> **Your objective**
Pull out every line of the material below that contains the string "alexarawles", matching case exactly.

> **Records shown**

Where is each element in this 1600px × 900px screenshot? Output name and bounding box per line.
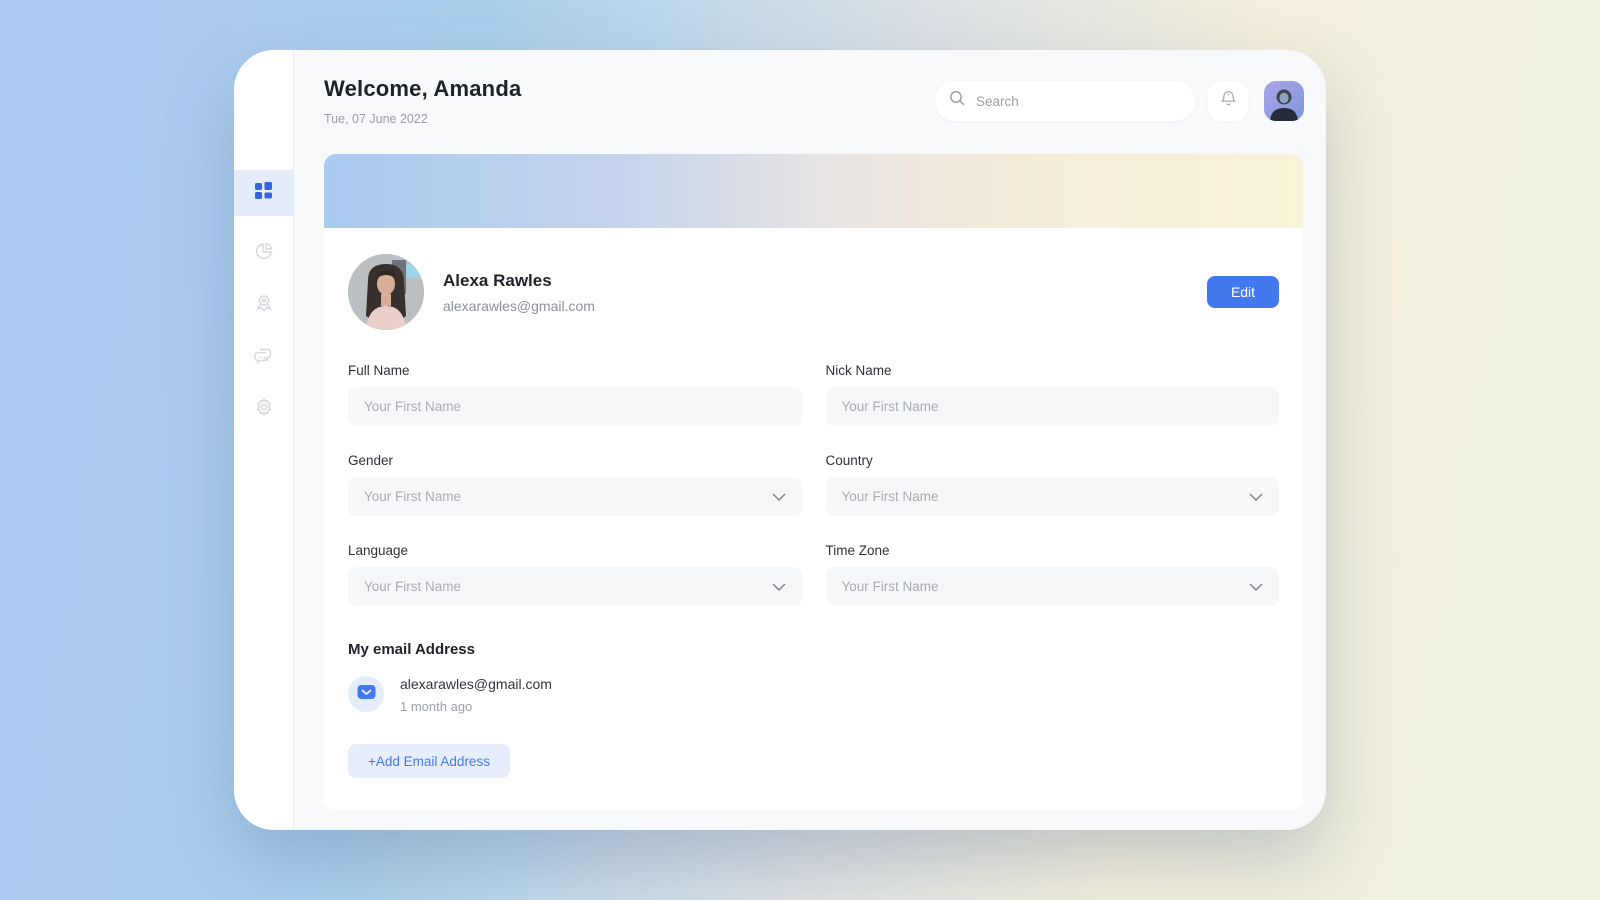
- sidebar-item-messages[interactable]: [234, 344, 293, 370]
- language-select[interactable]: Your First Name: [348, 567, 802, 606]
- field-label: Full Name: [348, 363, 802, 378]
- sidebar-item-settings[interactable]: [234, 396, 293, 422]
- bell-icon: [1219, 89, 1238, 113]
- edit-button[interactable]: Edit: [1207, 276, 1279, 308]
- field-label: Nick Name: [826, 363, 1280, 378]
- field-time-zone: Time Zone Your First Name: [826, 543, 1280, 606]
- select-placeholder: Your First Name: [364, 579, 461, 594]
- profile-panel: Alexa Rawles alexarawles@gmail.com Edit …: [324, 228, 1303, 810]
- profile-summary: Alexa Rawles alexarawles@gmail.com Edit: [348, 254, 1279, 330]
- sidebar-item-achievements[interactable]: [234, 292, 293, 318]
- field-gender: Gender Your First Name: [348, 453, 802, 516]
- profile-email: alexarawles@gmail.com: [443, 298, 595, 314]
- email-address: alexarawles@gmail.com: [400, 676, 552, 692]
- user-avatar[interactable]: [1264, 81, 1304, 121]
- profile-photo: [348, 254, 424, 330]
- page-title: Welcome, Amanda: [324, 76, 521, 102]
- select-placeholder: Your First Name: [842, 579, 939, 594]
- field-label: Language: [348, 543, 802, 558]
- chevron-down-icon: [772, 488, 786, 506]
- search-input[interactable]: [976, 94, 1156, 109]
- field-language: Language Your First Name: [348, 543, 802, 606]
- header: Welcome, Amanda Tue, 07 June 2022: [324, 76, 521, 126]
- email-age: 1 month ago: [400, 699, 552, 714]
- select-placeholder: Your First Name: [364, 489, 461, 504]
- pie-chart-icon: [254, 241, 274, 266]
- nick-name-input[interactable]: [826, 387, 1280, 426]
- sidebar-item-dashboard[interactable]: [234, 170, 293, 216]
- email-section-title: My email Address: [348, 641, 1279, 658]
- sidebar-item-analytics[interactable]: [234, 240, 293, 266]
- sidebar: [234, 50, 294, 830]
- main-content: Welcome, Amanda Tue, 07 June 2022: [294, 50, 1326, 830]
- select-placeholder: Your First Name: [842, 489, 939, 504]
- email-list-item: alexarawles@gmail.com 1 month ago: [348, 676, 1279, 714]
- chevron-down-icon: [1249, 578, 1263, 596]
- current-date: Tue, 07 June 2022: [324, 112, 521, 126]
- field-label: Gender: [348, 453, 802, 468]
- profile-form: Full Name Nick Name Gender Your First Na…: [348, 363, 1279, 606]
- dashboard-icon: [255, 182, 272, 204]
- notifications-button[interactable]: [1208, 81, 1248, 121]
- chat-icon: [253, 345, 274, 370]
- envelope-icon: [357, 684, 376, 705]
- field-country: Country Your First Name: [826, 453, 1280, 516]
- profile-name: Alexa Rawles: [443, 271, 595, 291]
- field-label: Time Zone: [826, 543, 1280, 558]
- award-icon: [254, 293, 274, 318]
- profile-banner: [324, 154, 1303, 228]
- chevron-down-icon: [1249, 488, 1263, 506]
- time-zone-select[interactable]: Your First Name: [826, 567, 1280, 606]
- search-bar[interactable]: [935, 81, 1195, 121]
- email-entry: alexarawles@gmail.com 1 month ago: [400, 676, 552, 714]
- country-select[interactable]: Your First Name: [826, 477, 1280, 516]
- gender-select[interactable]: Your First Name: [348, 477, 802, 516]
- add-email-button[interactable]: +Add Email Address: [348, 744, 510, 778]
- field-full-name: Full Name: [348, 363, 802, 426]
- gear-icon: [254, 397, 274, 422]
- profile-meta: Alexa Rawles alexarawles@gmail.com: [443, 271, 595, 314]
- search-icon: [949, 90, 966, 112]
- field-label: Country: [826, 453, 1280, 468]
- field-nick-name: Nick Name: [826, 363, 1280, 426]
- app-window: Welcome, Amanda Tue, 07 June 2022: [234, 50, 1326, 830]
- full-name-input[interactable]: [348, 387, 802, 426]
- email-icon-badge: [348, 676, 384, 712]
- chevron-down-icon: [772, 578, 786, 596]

> **Result of this task**
- profile-panel: Alexa Rawles alexarawles@gmail.com Edit …: [324, 228, 1303, 810]
- profile-summary: Alexa Rawles alexarawles@gmail.com Edit: [348, 254, 1279, 330]
- profile-email: alexarawles@gmail.com: [443, 298, 595, 314]
- email-address: alexarawles@gmail.com: [400, 676, 552, 692]
- email-list-item: alexarawles@gmail.com 1 month ago: [348, 676, 1279, 714]
- email-entry: alexarawles@gmail.com 1 month ago: [400, 676, 552, 714]
- profile-meta: Alexa Rawles alexarawles@gmail.com: [443, 271, 595, 314]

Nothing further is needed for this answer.